# [Task]
Give the listing again in full, exactly as written.

———

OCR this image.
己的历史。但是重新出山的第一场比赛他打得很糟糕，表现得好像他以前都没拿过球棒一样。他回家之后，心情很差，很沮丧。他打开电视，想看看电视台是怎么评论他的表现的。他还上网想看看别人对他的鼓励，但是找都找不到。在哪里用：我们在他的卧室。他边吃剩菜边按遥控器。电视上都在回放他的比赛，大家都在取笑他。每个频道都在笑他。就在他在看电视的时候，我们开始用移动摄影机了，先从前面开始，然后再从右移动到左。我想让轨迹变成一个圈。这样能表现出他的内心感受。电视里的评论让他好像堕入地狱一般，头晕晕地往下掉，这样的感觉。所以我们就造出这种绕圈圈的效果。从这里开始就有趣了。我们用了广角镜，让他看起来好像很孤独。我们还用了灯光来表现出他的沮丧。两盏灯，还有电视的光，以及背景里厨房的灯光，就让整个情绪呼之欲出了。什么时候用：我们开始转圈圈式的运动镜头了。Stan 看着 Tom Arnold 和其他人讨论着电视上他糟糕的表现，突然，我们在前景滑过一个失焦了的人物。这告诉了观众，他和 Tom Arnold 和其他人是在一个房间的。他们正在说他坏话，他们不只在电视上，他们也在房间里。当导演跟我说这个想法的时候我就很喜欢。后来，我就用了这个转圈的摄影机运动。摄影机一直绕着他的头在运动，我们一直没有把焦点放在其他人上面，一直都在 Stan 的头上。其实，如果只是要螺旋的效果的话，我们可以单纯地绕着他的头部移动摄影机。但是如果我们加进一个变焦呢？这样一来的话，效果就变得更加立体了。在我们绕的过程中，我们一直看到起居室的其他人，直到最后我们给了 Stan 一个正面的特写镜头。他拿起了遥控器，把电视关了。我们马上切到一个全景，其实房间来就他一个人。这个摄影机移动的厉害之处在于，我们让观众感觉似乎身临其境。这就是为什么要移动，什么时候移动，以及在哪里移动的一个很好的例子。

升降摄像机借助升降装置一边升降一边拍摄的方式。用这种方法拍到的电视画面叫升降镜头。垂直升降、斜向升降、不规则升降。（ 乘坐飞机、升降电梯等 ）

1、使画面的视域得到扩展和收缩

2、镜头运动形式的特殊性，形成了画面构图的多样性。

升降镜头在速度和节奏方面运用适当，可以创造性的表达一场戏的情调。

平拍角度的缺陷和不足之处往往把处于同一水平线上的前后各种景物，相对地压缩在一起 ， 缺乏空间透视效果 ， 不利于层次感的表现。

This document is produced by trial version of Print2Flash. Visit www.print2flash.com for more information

———

# [The reply]
OCR this image.
己的历史。但是重新出山的第一场比赛他打得很糟糕，表现得好像他以前都没拿过球棒一样。他回家之后，心情很差，很沮丧。他打开电视，想看看电视台是怎么评论他的表现的。他还上网想看看别人对他的鼓励，但是找都找不到。在哪里用：我们在他的卧室。他边吃剩菜边按遥控器。电视上都在回放他的比赛，大家都在取笑他。每个频道都在笑他。就在他在看电视的时候，我们开始用移动摄影机了，先从前面开始，然后再从右移动到左。我想让轨迹变成一个圈。这样能表现出他的内心感受。电视里的评论让他好像堕入地狱一般，头晕晕地往下掉，这样的感觉。所以我们就造出这种绕圈圈的效果。从这里开始就有趣了。我们用了广角镜，让他看起来好像很孤独。我们还用了灯光来表现出他的沮丧。两盏灯，还有电视的光，以及背景里厨房的灯光，就让整个情绪呼之欲出了。什么时候用：我们开始转圈圈式的运动镜头了。Stan 看着 Tom Arnold 和其他人讨论着电视上他糟糕的表现，突然，我们在前景滑过一个失焦了的人物。这告诉了观众，他和 Tom Arnold 和其他人是在一个房间的。他们正在说他坏话，他们不只在电视上，他们也在房间里。当导演跟我说这个想法的时候我就很喜欢。后来，我就用了这个转圈的摄影机运动。摄影机一直绕着他的头在运动，我们一直没有把焦点放在其他人上面，一直都在 Stan 的头上。其实，如果只是要螺旋的效果的话，我们可以单纯地绕着他的头部移动摄影机。但是如果我们加进一个变焦呢？这样一来的话，效果就变得更加立体了。在我们绕的过程中，我们一直看到起居室的其他人，直到最后我们给了 Stan 一个正面的特写镜头。他拿起了遥控器，把电视关了。我们马上切到一个全景，其实房间来就他一个人。这个摄影机移动的厉害之处在于，我们让观众感觉似乎身临其境。这就是为什么要移动，什么时候移动，以及在哪里移动的一个很好的例子。

升降摄像机借助升降装置一边升降一边拍摄的方式。用这种方法拍到的电视画面叫升降镜头。垂直升降、斜向升降、不规则升降。（ 乘坐飞机、升降电梯等 ）

1、使画面的视域得到扩展和收缩

2、镜头运动形式的特殊性，形成了画面构图的多样性。

升降镜头在速度和节奏方面运用适当，可以创造性的表达一场戏的情调。

平拍角度的缺陷和不足之处往往把处于同一水平线上的前后各种景物，相对地压缩在一起 ， 缺乏空间透视效果 ， 不利于层次感的表现。

This document is produced by trial version of Print2Flash. Visit www.print2flash.com for more information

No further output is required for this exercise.